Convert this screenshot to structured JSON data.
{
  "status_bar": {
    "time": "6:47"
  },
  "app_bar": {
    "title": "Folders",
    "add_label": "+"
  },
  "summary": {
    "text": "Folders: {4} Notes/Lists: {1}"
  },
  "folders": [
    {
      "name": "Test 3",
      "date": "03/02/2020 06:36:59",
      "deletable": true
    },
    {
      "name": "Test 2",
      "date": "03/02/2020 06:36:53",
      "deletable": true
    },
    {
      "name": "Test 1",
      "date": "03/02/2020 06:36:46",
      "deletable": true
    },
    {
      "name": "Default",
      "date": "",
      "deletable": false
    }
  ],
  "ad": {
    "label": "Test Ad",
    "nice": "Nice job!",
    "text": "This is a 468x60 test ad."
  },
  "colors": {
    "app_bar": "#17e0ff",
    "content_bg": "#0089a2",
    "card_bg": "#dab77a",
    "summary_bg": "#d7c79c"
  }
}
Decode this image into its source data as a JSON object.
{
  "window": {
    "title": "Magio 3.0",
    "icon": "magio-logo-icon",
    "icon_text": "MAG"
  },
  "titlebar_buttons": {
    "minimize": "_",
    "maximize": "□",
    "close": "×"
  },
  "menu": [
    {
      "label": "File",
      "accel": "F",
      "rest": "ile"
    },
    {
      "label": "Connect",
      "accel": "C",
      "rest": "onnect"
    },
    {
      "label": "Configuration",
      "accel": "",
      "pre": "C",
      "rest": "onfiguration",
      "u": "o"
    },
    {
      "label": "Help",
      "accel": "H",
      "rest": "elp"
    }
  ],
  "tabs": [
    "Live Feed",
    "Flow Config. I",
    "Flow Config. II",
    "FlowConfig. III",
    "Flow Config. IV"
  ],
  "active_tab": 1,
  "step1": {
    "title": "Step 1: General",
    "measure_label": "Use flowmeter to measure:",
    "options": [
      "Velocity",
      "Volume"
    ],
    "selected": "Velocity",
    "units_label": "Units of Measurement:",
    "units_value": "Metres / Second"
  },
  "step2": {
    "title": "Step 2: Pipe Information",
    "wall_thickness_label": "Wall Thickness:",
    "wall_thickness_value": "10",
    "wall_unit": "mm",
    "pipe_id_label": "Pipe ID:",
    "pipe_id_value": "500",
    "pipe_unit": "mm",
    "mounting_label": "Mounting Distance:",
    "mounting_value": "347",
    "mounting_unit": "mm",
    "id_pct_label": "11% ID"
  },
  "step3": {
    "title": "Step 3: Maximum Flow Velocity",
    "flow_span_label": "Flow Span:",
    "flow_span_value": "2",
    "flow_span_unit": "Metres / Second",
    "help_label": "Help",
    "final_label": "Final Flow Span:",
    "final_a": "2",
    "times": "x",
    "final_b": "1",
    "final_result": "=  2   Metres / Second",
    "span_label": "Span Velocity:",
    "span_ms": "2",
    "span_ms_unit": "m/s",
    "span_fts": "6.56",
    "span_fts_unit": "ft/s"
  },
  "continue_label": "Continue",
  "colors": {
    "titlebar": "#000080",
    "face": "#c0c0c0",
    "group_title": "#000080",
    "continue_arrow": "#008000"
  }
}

● TASK TO COMPLETE
Go through the material and copy out every line with "Velocity" in it.

● REPLY TO THE TASK
      "Velocity",
    "selected": "Velocity",
    "title": "Step 3: Maximum Flow Velocity",
    "span_label": "Span Velocity:",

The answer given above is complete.